● **GIVEN TASK**:
Copy every entry exactly as given, minus the images.
▬▬▬▬▬▬▬▬▬▬
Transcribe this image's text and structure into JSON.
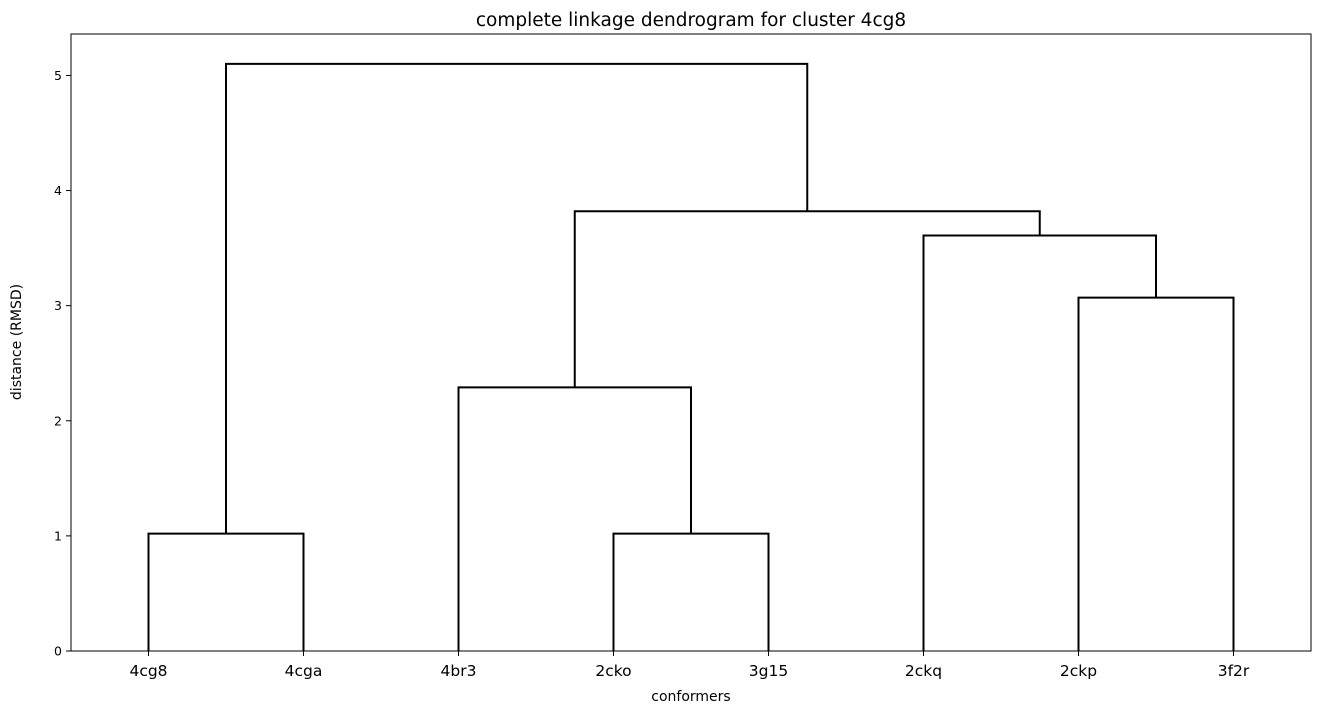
{
  "chart_data": {
    "type": "dendrogram",
    "title": "complete linkage dendrogram for cluster 4cg8",
    "xlabel": "conformers",
    "ylabel": "distance (RMSD)",
    "leaves": [
      "4cg8",
      "4cga",
      "4br3",
      "2cko",
      "3g15",
      "2ckq",
      "2ckp",
      "3f2r"
    ],
    "yticks": [
      0,
      1,
      2,
      3,
      4,
      5
    ],
    "ylim": [
      0,
      5.36
    ],
    "grid": false,
    "line_color": "#000000",
    "merges": [
      {
        "left": "4cg8",
        "right": "4cga",
        "height": 1.02
      },
      {
        "left": "2cko",
        "right": "3g15",
        "height": 1.02
      },
      {
        "left": "4br3",
        "right": "(2cko,3g15)",
        "height": 2.29
      },
      {
        "left": "2ckp",
        "right": "3f2r",
        "height": 3.07
      },
      {
        "left": "2ckq",
        "right": "(2ckp,3f2r)",
        "height": 3.61
      },
      {
        "left": "(4br3,(2cko,3g15))",
        "right": "(2ckq,(2ckp,3f2r))",
        "height": 3.82
      },
      {
        "left": "(4cg8,4cga)",
        "right": "((4br3,(2cko,3g15)),(2ckq,(2ckp,3f2r)))",
        "height": 5.1
      }
    ]
  }
}
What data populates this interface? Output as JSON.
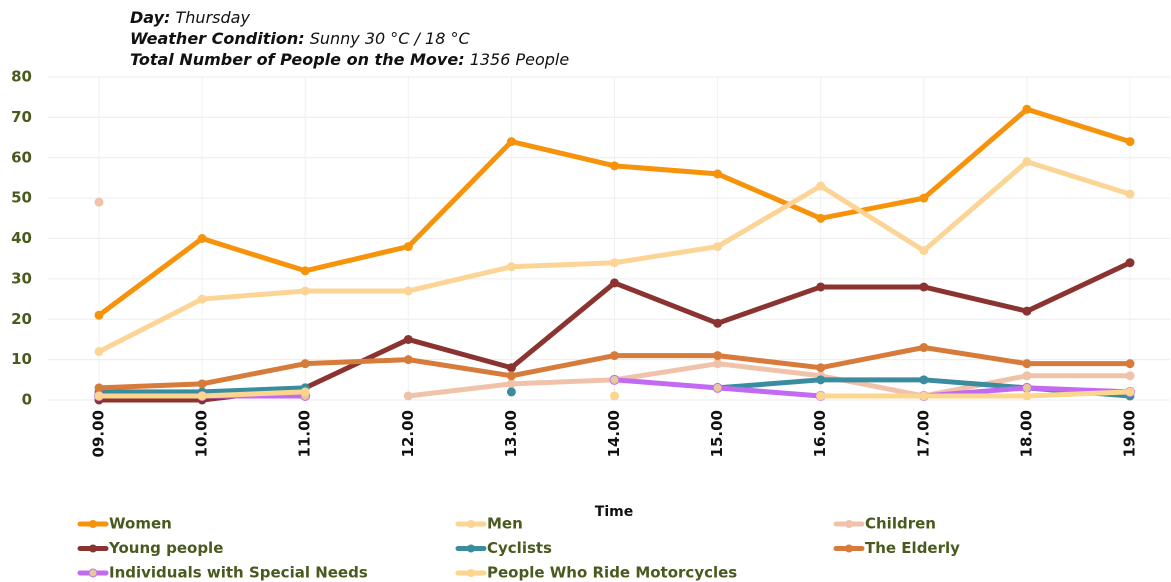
{
  "chart_data": {
    "type": "line",
    "info": [
      {
        "label": "Day:",
        "value": "Thursday"
      },
      {
        "label": "Weather Condition:",
        "value": "Sunny 30 °C / 18  °C"
      },
      {
        "label": "Total Number of People on the Move:",
        "value": "1356 People"
      }
    ],
    "x_label": "Time",
    "categories": [
      "09.00",
      "10.00",
      "11.00",
      "12.00",
      "13.00",
      "14.00",
      "15.00",
      "16.00",
      "17.00",
      "18.00",
      "19.00"
    ],
    "ylim": [
      0,
      80
    ],
    "yticks": [
      0,
      10,
      20,
      30,
      40,
      50,
      60,
      70,
      80
    ],
    "grid": true,
    "series": [
      {
        "name": "Women",
        "color": "#f7930a",
        "values": [
          21,
          40,
          32,
          38,
          64,
          58,
          56,
          45,
          50,
          72,
          64
        ]
      },
      {
        "name": "Men",
        "color": "#fcd596",
        "values": [
          12,
          25,
          27,
          27,
          33,
          34,
          38,
          53,
          37,
          59,
          51
        ]
      },
      {
        "name": "Children",
        "color": "#f0c2aa",
        "values": [
          49,
          null,
          null,
          1,
          4,
          5,
          9,
          6,
          1,
          6,
          6
        ]
      },
      {
        "name": "Young people",
        "color": "#8b3331",
        "values": [
          0,
          0,
          3,
          15,
          8,
          29,
          19,
          28,
          28,
          22,
          34
        ]
      },
      {
        "name": "Cyclists",
        "color": "#3a8d9f",
        "values": [
          2,
          2,
          3,
          null,
          2,
          null,
          3,
          5,
          5,
          3,
          1
        ]
      },
      {
        "name": "The Elderly",
        "color": "#d77b3b",
        "values": [
          3,
          4,
          9,
          10,
          6,
          11,
          11,
          8,
          13,
          9,
          9
        ]
      },
      {
        "name": "Individuals with Special Needs",
        "color": "#c26af2",
        "marker_color": "#e6c99b",
        "values": [
          1,
          1,
          1,
          null,
          null,
          5,
          3,
          1,
          1,
          3,
          2
        ]
      },
      {
        "name": "People Who Ride Motorcycles",
        "color": "#fcd58e",
        "values": [
          1,
          1,
          2,
          null,
          null,
          1,
          null,
          1,
          1,
          1,
          2
        ]
      }
    ]
  }
}
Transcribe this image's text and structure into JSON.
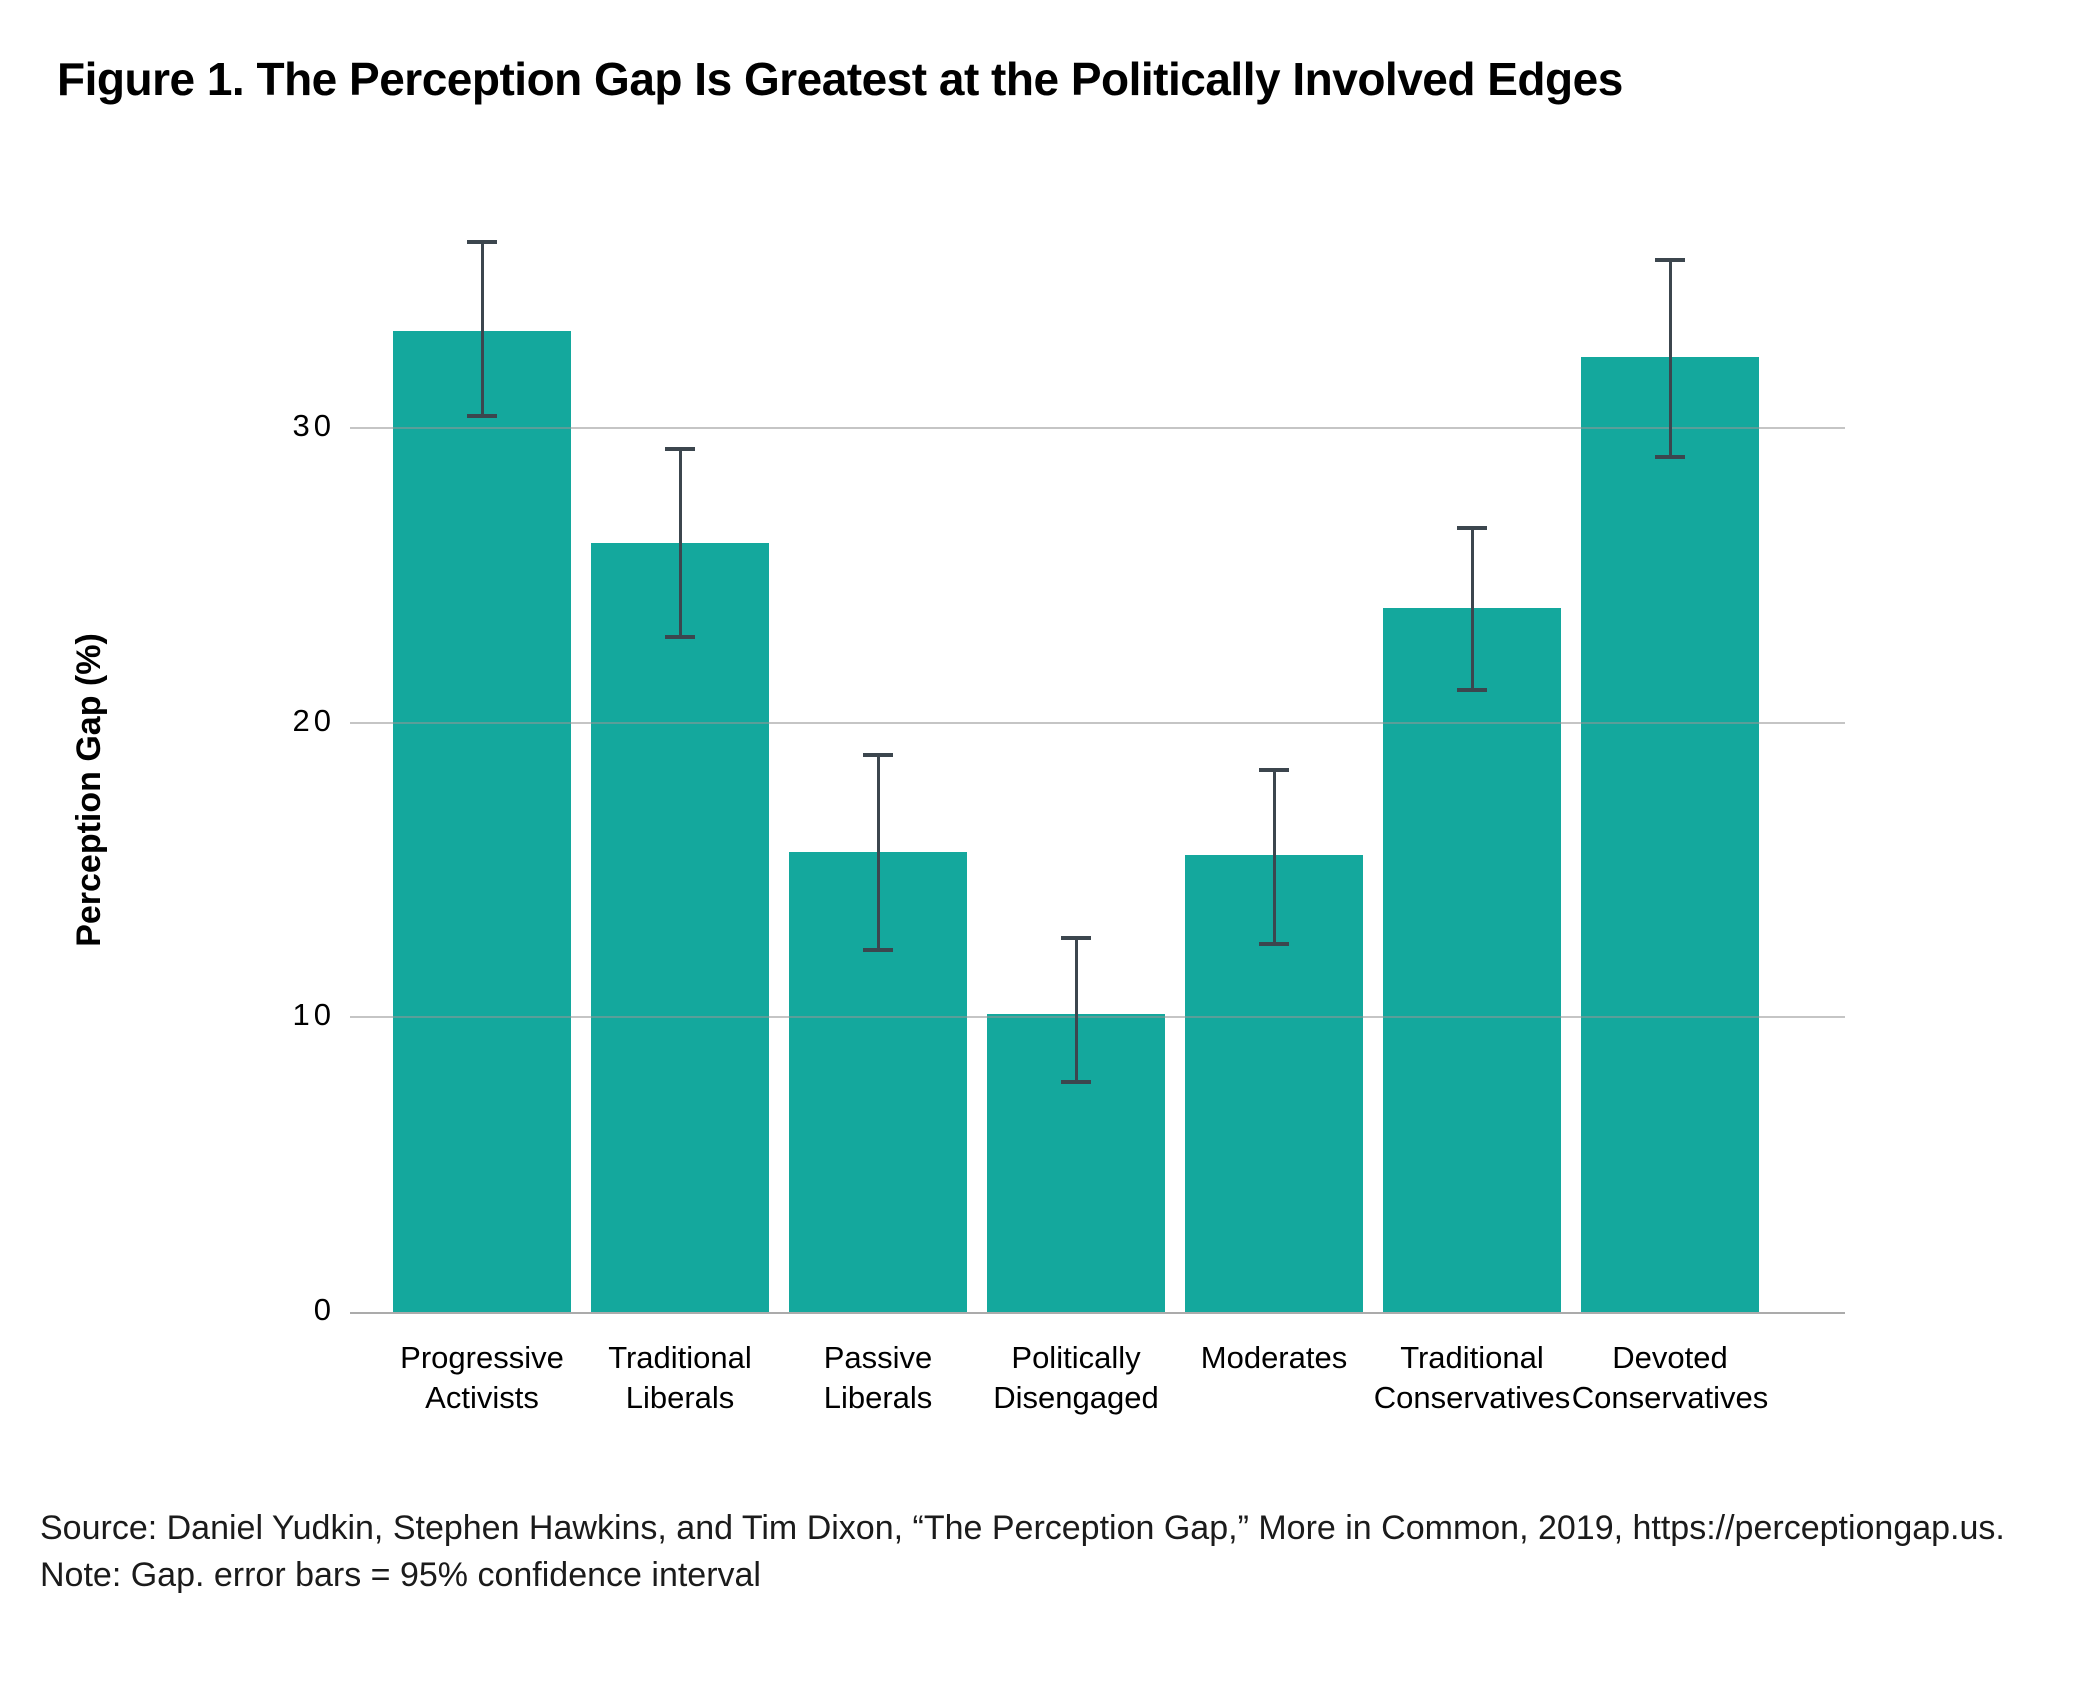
{
  "figure": {
    "title": "Figure 1. The Perception Gap Is Greatest at the Politically Involved Edges",
    "source_line": "Source: Daniel Yudkin, Stephen Hawkins, and Tim Dixon, “The Perception Gap,” More in Common, 2019, https://perceptiongap.us.",
    "note_line": "Note: Gap. error bars = 95% confidence interval"
  },
  "chart_data": {
    "type": "bar",
    "title": "Figure 1. The Perception Gap Is Greatest at the Politically Involved Edges",
    "xlabel": "",
    "ylabel": "Perception Gap (%)",
    "ylim": [
      0,
      38
    ],
    "yticks": [
      0,
      10,
      20,
      30
    ],
    "grid": true,
    "legend": false,
    "categories": [
      "Progressive Activists",
      "Traditional Liberals",
      "Passive Liberals",
      "Politically Disengaged",
      "Moderates",
      "Traditional Conservatives",
      "Devoted Conservatives"
    ],
    "categories_wrapped": [
      [
        "Progressive",
        "Activists"
      ],
      [
        "Traditional",
        "Liberals"
      ],
      [
        "Passive",
        "Liberals"
      ],
      [
        "Politically",
        "Disengaged"
      ],
      [
        "Moderates"
      ],
      [
        "Traditional",
        "Conservatives"
      ],
      [
        "Devoted",
        "Conservatives"
      ]
    ],
    "values": [
      33.3,
      26.1,
      15.6,
      10.1,
      15.5,
      23.9,
      32.4
    ],
    "ci_low": [
      30.4,
      22.9,
      12.3,
      7.8,
      12.5,
      21.1,
      29.0
    ],
    "ci_high": [
      36.3,
      29.3,
      18.9,
      12.7,
      18.4,
      26.6,
      35.7
    ],
    "error_bar_meaning": "95% confidence interval"
  },
  "colors": {
    "bar": "#14a89d",
    "error_bar": "#3c464e",
    "gridline": "#c9c9c9",
    "axis_line": "#ababab",
    "text": "#000000"
  }
}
▬▬▬▬▬▬▬▬▬▬
● **TASK ANSWER**:
Transcribe this image's text and structure into JSON.
{
  "chart_data": {
    "type": "dendrogram",
    "title": "complete linkage dendrogram for cluster 4cg8",
    "xlabel": "conformers",
    "ylabel": "distance (RMSD)",
    "leaves": [
      "4cg8",
      "4cga",
      "4br3",
      "2cko",
      "3g15",
      "2ckq",
      "2ckp",
      "3f2r"
    ],
    "yticks": [
      0,
      1,
      2,
      3,
      4,
      5
    ],
    "ylim": [
      0,
      5.36
    ],
    "grid": false,
    "line_color": "#000000",
    "merges": [
      {
        "left": "4cg8",
        "right": "4cga",
        "height": 1.02
      },
      {
        "left": "2cko",
        "right": "3g15",
        "height": 1.02
      },
      {
        "left": "4br3",
        "right": "(2cko,3g15)",
        "height": 2.29
      },
      {
        "left": "2ckp",
        "right": "3f2r",
        "height": 3.07
      },
      {
        "left": "2ckq",
        "right": "(2ckp,3f2r)",
        "height": 3.61
      },
      {
        "left": "(4br3,(2cko,3g15))",
        "right": "(2ckq,(2ckp,3f2r))",
        "height": 3.82
      },
      {
        "left": "(4cg8,4cga)",
        "right": "((4br3,(2cko,3g15)),(2ckq,(2ckp,3f2r)))",
        "height": 5.1
      }
    ]
  }
}
What data populates this interface? Output as JSON.
{
  "chart_data": {
    "type": "line",
    "info": [
      {
        "label": "Day:",
        "value": "Thursday"
      },
      {
        "label": "Weather Condition:",
        "value": "Sunny 30 °C / 18  °C"
      },
      {
        "label": "Total Number of People on the Move:",
        "value": "1356 People"
      }
    ],
    "x_label": "Time",
    "categories": [
      "09.00",
      "10.00",
      "11.00",
      "12.00",
      "13.00",
      "14.00",
      "15.00",
      "16.00",
      "17.00",
      "18.00",
      "19.00"
    ],
    "ylim": [
      0,
      80
    ],
    "yticks": [
      0,
      10,
      20,
      30,
      40,
      50,
      60,
      70,
      80
    ],
    "grid": true,
    "series": [
      {
        "name": "Women",
        "color": "#f7930a",
        "values": [
          21,
          40,
          32,
          38,
          64,
          58,
          56,
          45,
          50,
          72,
          64
        ]
      },
      {
        "name": "Men",
        "color": "#fcd596",
        "values": [
          12,
          25,
          27,
          27,
          33,
          34,
          38,
          53,
          37,
          59,
          51
        ]
      },
      {
        "name": "Children",
        "color": "#f0c2aa",
        "values": [
          49,
          null,
          null,
          1,
          4,
          5,
          9,
          6,
          1,
          6,
          6
        ]
      },
      {
        "name": "Young people",
        "color": "#8b3331",
        "values": [
          0,
          0,
          3,
          15,
          8,
          29,
          19,
          28,
          28,
          22,
          34
        ]
      },
      {
        "name": "Cyclists",
        "color": "#3a8d9f",
        "values": [
          2,
          2,
          3,
          null,
          2,
          null,
          3,
          5,
          5,
          3,
          1
        ]
      },
      {
        "name": "The Elderly",
        "color": "#d77b3b",
        "values": [
          3,
          4,
          9,
          10,
          6,
          11,
          11,
          8,
          13,
          9,
          9
        ]
      },
      {
        "name": "Individuals with Special Needs",
        "color": "#c26af2",
        "marker_color": "#e6c99b",
        "values": [
          1,
          1,
          1,
          null,
          null,
          5,
          3,
          1,
          1,
          3,
          2
        ]
      },
      {
        "name": "People Who Ride Motorcycles",
        "color": "#fcd58e",
        "values": [
          1,
          1,
          2,
          null,
          null,
          1,
          null,
          1,
          1,
          1,
          2
        ]
      }
    ]
  }
}
Transcribe this image's text and structure into JSON.
{
  "figure": {
    "title": "Figure 1. The Perception Gap Is Greatest at the Politically Involved Edges",
    "source_line": "Source: Daniel Yudkin, Stephen Hawkins, and Tim Dixon, “The Perception Gap,” More in Common, 2019, https://perceptiongap.us.",
    "note_line": "Note: Gap. error bars = 95% confidence interval"
  },
  "chart_data": {
    "type": "bar",
    "title": "Figure 1. The Perception Gap Is Greatest at the Politically Involved Edges",
    "xlabel": "",
    "ylabel": "Perception Gap (%)",
    "ylim": [
      0,
      38
    ],
    "yticks": [
      0,
      10,
      20,
      30
    ],
    "grid": true,
    "legend": false,
    "categories": [
      "Progressive Activists",
      "Traditional Liberals",
      "Passive Liberals",
      "Politically Disengaged",
      "Moderates",
      "Traditional Conservatives",
      "Devoted Conservatives"
    ],
    "categories_wrapped": [
      [
        "Progressive",
        "Activists"
      ],
      [
        "Traditional",
        "Liberals"
      ],
      [
        "Passive",
        "Liberals"
      ],
      [
        "Politically",
        "Disengaged"
      ],
      [
        "Moderates"
      ],
      [
        "Traditional",
        "Conservatives"
      ],
      [
        "Devoted",
        "Conservatives"
      ]
    ],
    "values": [
      33.3,
      26.1,
      15.6,
      10.1,
      15.5,
      23.9,
      32.4
    ],
    "ci_low": [
      30.4,
      22.9,
      12.3,
      7.8,
      12.5,
      21.1,
      29.0
    ],
    "ci_high": [
      36.3,
      29.3,
      18.9,
      12.7,
      18.4,
      26.6,
      35.7
    ],
    "error_bar_meaning": "95% confidence interval"
  },
  "colors": {
    "bar": "#14a89d",
    "error_bar": "#3c464e",
    "gridline": "#c9c9c9",
    "axis_line": "#ababab",
    "text": "#000000"
  }
}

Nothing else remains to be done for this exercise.